- **Required work**: Records appear below. Give all of them again, exactly.

*** Opening of Data section ***

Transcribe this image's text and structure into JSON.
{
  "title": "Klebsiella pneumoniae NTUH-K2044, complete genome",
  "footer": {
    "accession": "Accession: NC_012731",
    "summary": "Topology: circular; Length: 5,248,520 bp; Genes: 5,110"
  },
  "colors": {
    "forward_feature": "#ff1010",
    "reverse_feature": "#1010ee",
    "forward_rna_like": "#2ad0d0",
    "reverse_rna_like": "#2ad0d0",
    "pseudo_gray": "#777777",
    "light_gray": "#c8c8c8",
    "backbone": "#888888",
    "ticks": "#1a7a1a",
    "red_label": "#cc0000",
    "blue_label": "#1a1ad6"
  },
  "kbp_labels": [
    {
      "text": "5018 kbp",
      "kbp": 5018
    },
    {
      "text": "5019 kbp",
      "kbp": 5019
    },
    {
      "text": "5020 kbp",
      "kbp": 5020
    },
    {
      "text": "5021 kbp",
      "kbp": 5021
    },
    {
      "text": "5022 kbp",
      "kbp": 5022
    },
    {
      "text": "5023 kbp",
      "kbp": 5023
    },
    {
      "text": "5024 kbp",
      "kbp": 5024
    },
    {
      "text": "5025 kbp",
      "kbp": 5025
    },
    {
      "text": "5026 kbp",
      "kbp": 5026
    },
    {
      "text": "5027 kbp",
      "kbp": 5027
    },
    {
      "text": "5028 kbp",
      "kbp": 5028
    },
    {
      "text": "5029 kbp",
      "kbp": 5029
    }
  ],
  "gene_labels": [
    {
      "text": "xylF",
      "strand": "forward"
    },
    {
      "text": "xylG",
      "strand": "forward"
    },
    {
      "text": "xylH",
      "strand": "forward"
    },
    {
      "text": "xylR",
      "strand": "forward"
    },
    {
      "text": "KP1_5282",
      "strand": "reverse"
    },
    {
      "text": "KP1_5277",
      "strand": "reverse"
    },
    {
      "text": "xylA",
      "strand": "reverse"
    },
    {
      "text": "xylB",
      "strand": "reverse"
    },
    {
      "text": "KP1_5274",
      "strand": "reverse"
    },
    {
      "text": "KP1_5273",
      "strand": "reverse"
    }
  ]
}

*** Close of Data section ***

- **Response area**:
Transcribe this image's text and structure into JSON.
{
  "title": "Klebsiella pneumoniae NTUH-K2044, complete genome",
  "footer": {
    "accession": "Accession: NC_012731",
    "summary": "Topology: circular; Length: 5,248,520 bp; Genes: 5,110"
  },
  "colors": {
    "forward_feature": "#ff1010",
    "reverse_feature": "#1010ee",
    "forward_rna_like": "#2ad0d0",
    "reverse_rna_like": "#2ad0d0",
    "pseudo_gray": "#777777",
    "light_gray": "#c8c8c8",
    "backbone": "#888888",
    "ticks": "#1a7a1a",
    "red_label": "#cc0000",
    "blue_label": "#1a1ad6"
  },
  "kbp_labels": [
    {
      "text": "5018 kbp",
      "kbp": 5018
    },
    {
      "text": "5019 kbp",
      "kbp": 5019
    },
    {
      "text": "5020 kbp",
      "kbp": 5020
    },
    {
      "text": "5021 kbp",
      "kbp": 5021
    },
    {
      "text": "5022 kbp",
      "kbp": 5022
    },
    {
      "text": "5023 kbp",
      "kbp": 5023
    },
    {
      "text": "5024 kbp",
      "kbp": 5024
    },
    {
      "text": "5025 kbp",
      "kbp": 5025
    },
    {
      "text": "5026 kbp",
      "kbp": 5026
    },
    {
      "text": "5027 kbp",
      "kbp": 5027
    },
    {
      "text": "5028 kbp",
      "kbp": 5028
    },
    {
      "text": "5029 kbp",
      "kbp": 5029
    }
  ],
  "gene_labels": [
    {
      "text": "xylF",
      "strand": "forward"
    },
    {
      "text": "xylG",
      "strand": "forward"
    },
    {
      "text": "xylH",
      "strand": "forward"
    },
    {
      "text": "xylR",
      "strand": "forward"
    },
    {
      "text": "KP1_5282",
      "strand": "reverse"
    },
    {
      "text": "KP1_5277",
      "strand": "reverse"
    },
    {
      "text": "xylA",
      "strand": "reverse"
    },
    {
      "text": "xylB",
      "strand": "reverse"
    },
    {
      "text": "KP1_5274",
      "strand": "reverse"
    },
    {
      "text": "KP1_5273",
      "strand": "reverse"
    }
  ]
}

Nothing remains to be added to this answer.